▸ **To do**: Retype the part of the passage on the OpenAI Foundation starting with "At the time" and going on through "billion in assets.".

PICO plans to remain active in the coalition, McKellar said, and to continue urging the OpenAI Foundation to expand its grant making. “This should only be the beginning,” he said in an email.

Beyond recommending the $50 million community fund, the commission’s report also called for greater transparency, stronger engagement with affected communities, and clearer separation between OpenAI’s charitable mission and its commercial imperatives. The group disbanded after issuing its report and does not have an ongoing role in overseeing the foundation.

Late last year, OpenAI also introduced a smaller $2 million research grant program focused on studying AI harms. While some observers welcomed the effort, others criticized it as “grantwashing,” saying that small-scale funding risks entangling researchers in conflicts of interest and forestalling independent inquiry into AI harms while leaving the largest risks unaddressed.

The nonprofit’s website pledges an initial $25 billion commitment across two areas: health and curing diseases and “technical solutions to AI resilience.” OpenAI declined to provide more details about the timeline for disbursing those funds.

At the time of publication, an OpenAI spokeswoman did not respond to questions about what formal grant-making infrastructure the OpenAI Foundation has established, how it plans to roll out future giving, or what expectations it has for annual grant making relative to its $130 billion in assets.

In 2024, the year before the restructuring, OpenAI made $7.5 million in grants, Bloomberg reported.

Oversight, Subpoenas, and Power Imbalances

It is never easy for nonprofits to critique grant makers — there are always risks of losing out on funds or alienating powerful figures who can make or break an organization’s future. Some members of the Eyes on OpenAI coalition say they have faced even starker pushback. 

As the coalition’s scrutiny of the group intensified, OpenAI issued subpoenas to several nonprofits including coalition members, like the San Francisco Foundation, seeking internal communications related to their organizing and funding and looking for ties to Elon Musk. The subpoenas were issued as part of OpenAI’s ongoing lawsuit with Musk, an early donor and OpenAI co-founder, who sued the company seeking $134 billion in damages and has challenged its restructuring and governance.

Nonprofit leaders said the requests were unusual and unsettling, particularly given OpenAI’s resources.

Advocates saw the subpoenas as intimidation that could undermine their credibility by insinuating ties to Musk and underscored the power imbalance between one of the world’s most valuable tech companies and the nonprofits seeking to influence its charitable direction.

▸ **Extracted records**:
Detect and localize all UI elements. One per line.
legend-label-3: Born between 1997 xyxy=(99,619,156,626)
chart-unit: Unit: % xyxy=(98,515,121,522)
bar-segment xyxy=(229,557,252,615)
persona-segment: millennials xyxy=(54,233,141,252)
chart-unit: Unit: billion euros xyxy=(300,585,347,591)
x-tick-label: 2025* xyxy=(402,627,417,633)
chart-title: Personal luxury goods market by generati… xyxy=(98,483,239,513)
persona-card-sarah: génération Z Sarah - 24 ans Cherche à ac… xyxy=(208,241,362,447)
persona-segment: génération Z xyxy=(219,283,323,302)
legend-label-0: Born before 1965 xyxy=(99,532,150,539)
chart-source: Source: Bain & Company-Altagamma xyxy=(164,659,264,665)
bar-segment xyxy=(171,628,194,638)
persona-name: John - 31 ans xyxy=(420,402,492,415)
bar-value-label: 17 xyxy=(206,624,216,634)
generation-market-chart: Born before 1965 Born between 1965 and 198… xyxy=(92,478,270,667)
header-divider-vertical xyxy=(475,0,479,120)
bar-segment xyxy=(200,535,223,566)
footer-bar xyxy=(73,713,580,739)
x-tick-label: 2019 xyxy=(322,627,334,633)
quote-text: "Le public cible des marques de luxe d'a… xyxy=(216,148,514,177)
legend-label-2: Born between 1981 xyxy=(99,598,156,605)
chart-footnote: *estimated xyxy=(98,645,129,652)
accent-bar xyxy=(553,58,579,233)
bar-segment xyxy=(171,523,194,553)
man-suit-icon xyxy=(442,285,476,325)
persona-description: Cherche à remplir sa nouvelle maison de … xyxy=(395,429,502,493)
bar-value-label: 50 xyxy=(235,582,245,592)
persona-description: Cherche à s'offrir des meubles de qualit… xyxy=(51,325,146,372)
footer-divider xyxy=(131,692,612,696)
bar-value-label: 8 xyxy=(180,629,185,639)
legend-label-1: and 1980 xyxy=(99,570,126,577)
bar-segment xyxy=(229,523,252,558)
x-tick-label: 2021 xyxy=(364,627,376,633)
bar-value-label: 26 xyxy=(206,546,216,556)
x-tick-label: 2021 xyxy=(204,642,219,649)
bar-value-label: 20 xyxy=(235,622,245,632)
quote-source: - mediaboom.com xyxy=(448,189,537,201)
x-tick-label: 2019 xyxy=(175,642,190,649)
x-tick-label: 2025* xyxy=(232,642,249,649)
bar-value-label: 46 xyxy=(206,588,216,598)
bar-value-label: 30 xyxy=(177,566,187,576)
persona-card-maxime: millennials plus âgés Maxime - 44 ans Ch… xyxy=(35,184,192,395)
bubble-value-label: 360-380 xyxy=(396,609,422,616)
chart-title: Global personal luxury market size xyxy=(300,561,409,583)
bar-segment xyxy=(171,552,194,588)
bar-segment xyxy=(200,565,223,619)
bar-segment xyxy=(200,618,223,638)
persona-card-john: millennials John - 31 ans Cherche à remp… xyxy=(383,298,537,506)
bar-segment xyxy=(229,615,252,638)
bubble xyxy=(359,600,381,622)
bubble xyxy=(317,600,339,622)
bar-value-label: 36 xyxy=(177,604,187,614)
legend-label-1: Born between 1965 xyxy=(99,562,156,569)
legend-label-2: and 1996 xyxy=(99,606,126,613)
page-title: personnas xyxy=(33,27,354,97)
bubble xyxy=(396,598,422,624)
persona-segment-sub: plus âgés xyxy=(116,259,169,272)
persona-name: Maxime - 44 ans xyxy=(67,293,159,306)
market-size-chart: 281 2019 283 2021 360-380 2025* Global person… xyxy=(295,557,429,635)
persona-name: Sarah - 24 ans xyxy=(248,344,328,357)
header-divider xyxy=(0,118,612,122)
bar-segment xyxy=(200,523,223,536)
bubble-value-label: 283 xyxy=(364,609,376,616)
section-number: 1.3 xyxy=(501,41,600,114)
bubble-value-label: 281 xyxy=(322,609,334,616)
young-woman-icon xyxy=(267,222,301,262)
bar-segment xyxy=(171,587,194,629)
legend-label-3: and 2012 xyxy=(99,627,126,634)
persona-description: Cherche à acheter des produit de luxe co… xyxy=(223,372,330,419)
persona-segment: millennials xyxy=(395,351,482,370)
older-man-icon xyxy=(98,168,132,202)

▸ **Exercise result**:
At the time of publication, an OpenAI spokeswoman did not respond to questions about what formal grant-making infrastructure the OpenAI Foundation has established, how it plans to roll out future giving, or what expectations it has for annual grant making relative to its $130 billion in assets.